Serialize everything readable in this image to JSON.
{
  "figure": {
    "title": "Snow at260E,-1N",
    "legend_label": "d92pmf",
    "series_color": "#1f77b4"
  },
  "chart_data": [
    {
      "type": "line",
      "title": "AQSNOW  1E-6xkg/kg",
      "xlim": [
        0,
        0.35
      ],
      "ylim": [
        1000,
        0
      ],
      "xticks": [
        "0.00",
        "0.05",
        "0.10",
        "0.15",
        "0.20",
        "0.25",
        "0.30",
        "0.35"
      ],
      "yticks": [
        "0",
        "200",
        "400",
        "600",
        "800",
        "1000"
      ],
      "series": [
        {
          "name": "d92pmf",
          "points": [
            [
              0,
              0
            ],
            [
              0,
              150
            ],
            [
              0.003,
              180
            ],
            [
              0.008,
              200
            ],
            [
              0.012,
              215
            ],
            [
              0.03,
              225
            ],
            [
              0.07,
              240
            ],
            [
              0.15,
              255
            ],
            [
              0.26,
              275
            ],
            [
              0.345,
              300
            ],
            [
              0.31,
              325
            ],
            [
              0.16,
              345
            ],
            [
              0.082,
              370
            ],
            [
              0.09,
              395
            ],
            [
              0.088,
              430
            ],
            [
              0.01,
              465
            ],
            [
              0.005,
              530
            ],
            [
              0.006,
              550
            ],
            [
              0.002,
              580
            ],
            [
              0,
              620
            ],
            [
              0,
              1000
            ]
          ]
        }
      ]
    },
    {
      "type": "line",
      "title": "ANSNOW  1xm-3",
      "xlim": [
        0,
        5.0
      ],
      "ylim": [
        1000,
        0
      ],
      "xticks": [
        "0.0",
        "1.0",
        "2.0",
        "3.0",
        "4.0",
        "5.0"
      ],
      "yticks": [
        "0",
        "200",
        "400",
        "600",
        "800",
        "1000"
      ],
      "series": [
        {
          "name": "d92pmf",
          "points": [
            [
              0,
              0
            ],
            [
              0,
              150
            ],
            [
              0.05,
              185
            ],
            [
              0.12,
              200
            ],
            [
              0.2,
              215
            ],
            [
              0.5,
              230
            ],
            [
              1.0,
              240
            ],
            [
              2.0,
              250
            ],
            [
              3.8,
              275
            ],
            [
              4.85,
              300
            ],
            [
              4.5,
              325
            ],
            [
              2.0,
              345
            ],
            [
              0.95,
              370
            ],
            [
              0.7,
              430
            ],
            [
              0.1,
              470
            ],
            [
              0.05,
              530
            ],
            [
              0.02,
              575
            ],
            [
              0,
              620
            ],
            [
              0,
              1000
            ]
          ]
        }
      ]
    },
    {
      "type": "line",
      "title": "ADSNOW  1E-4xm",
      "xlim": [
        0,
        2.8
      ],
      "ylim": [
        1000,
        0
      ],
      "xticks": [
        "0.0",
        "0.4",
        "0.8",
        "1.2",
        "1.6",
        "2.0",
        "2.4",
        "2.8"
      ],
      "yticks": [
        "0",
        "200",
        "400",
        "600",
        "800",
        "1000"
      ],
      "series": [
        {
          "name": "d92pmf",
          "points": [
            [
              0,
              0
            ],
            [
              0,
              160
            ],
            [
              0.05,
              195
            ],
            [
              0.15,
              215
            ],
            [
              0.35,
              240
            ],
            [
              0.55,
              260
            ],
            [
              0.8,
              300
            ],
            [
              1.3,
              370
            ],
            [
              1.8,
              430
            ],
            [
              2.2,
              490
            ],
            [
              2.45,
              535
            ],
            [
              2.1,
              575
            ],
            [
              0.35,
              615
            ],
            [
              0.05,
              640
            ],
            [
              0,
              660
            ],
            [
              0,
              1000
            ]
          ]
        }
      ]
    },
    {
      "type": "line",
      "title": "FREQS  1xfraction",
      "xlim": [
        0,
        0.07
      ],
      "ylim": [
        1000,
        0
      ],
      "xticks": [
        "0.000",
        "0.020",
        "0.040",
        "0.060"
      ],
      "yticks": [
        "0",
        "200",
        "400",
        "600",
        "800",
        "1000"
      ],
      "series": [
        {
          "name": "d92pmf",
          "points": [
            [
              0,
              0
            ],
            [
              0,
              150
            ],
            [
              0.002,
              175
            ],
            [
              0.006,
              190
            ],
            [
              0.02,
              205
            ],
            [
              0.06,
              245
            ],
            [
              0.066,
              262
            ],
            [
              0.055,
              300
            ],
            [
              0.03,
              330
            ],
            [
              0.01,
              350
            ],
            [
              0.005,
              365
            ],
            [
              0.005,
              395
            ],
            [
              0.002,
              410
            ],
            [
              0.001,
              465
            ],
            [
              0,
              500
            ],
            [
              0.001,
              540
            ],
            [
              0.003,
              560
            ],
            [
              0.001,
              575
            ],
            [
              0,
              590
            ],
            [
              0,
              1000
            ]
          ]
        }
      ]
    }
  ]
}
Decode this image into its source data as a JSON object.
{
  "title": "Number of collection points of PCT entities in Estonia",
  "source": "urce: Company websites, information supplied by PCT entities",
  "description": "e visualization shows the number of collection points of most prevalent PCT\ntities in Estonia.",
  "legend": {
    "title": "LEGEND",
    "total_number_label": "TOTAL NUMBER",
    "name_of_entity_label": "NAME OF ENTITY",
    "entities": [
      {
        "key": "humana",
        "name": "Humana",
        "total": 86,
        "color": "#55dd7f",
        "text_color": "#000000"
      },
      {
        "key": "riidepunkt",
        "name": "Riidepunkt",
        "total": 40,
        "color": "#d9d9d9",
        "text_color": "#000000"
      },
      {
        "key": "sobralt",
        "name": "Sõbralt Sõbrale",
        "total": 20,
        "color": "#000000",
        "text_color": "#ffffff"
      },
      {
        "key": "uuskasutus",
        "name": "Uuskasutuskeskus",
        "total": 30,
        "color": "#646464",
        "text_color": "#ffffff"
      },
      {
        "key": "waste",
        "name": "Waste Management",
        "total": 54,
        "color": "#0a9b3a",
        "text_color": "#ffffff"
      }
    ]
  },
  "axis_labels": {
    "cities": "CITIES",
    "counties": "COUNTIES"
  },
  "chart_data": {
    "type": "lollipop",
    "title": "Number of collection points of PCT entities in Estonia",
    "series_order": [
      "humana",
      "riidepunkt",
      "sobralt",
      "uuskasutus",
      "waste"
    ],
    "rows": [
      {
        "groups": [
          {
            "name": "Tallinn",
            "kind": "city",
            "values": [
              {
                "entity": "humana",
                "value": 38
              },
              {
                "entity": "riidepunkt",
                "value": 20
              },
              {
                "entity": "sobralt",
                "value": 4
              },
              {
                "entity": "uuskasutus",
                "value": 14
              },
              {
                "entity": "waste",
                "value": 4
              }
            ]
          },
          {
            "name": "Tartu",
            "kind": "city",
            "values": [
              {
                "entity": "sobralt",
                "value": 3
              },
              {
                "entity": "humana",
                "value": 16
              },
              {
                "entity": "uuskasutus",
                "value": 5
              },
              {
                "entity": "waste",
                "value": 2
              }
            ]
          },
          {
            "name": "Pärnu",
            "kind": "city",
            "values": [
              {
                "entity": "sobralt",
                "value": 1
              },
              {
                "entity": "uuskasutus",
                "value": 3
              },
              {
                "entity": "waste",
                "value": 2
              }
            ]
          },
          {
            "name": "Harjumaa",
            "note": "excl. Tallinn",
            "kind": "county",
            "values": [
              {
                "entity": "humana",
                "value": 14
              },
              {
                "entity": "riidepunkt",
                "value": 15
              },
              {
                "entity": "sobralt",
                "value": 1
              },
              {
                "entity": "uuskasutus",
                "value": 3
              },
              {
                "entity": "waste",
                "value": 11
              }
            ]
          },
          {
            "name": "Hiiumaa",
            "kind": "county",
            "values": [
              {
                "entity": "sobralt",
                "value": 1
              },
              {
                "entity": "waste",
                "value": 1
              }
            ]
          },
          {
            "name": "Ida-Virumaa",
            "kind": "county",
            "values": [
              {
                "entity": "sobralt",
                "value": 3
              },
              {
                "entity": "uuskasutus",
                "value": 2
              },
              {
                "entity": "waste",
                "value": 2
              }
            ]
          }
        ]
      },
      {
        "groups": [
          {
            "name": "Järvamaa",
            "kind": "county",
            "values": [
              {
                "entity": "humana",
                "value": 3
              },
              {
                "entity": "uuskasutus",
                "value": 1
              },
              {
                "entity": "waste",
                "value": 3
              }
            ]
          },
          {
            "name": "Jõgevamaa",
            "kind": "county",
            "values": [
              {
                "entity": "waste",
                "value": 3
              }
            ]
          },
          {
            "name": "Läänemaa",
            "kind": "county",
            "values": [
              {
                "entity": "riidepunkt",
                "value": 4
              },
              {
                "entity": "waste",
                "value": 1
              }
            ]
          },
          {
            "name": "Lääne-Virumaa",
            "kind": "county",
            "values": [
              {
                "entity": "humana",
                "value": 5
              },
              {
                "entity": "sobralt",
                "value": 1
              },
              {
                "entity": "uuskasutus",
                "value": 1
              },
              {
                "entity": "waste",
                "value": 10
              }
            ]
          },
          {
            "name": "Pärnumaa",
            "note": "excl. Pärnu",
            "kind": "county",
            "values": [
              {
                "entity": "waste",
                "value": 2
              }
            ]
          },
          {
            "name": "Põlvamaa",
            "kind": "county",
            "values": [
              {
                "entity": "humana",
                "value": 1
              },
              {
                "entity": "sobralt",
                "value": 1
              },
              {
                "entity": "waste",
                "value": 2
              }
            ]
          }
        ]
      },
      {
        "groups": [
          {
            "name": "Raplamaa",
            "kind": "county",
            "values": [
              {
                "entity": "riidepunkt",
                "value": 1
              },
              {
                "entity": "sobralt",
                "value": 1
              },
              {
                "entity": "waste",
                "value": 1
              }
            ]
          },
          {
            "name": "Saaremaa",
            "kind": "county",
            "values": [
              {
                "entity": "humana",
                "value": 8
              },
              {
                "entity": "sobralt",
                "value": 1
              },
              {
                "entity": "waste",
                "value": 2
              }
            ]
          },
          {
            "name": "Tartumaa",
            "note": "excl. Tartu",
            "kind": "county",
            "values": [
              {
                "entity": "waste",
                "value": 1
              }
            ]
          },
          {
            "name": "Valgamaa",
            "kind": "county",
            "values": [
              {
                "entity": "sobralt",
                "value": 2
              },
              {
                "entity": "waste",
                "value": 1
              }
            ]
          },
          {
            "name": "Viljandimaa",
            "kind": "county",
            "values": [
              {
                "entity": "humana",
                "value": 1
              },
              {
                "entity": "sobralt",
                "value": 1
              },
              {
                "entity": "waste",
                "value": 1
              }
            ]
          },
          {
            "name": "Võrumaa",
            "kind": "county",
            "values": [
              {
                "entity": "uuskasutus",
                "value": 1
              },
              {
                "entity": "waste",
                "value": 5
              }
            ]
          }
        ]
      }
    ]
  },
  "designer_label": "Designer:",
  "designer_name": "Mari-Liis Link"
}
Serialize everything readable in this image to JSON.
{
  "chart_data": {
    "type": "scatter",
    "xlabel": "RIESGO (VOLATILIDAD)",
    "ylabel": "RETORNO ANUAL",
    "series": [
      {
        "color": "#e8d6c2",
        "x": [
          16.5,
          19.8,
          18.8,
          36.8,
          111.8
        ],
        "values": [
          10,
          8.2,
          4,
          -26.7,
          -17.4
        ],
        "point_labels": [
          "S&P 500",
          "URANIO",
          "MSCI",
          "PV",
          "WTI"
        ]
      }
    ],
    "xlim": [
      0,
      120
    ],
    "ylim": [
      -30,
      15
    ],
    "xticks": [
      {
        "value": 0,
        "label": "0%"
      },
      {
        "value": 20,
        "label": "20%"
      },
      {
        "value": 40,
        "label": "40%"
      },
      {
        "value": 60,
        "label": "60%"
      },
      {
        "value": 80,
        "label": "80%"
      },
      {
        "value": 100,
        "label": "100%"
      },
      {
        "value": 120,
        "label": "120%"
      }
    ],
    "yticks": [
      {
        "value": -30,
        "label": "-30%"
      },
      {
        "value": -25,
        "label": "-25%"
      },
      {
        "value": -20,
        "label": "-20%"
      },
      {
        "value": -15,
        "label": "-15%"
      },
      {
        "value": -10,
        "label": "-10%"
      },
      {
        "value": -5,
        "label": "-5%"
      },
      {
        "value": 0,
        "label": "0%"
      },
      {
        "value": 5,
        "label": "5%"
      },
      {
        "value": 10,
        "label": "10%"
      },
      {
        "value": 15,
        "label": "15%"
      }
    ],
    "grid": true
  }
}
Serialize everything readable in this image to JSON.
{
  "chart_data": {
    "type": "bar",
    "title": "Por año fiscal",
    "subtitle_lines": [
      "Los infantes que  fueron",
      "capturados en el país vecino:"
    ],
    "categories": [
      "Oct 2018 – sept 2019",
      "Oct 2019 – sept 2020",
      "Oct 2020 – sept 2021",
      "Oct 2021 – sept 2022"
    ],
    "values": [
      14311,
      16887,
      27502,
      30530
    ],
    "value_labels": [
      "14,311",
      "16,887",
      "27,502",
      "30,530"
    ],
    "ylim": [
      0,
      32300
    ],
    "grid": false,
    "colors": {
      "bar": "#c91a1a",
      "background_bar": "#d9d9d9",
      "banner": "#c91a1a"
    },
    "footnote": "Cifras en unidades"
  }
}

TASK PROMPT — Report all lines of the material that contain the word "source".

TASK ANSWER —
Decode this image into its source data as a JSON object.
  "source": "urce: Company websites, information supplied by PCT entities",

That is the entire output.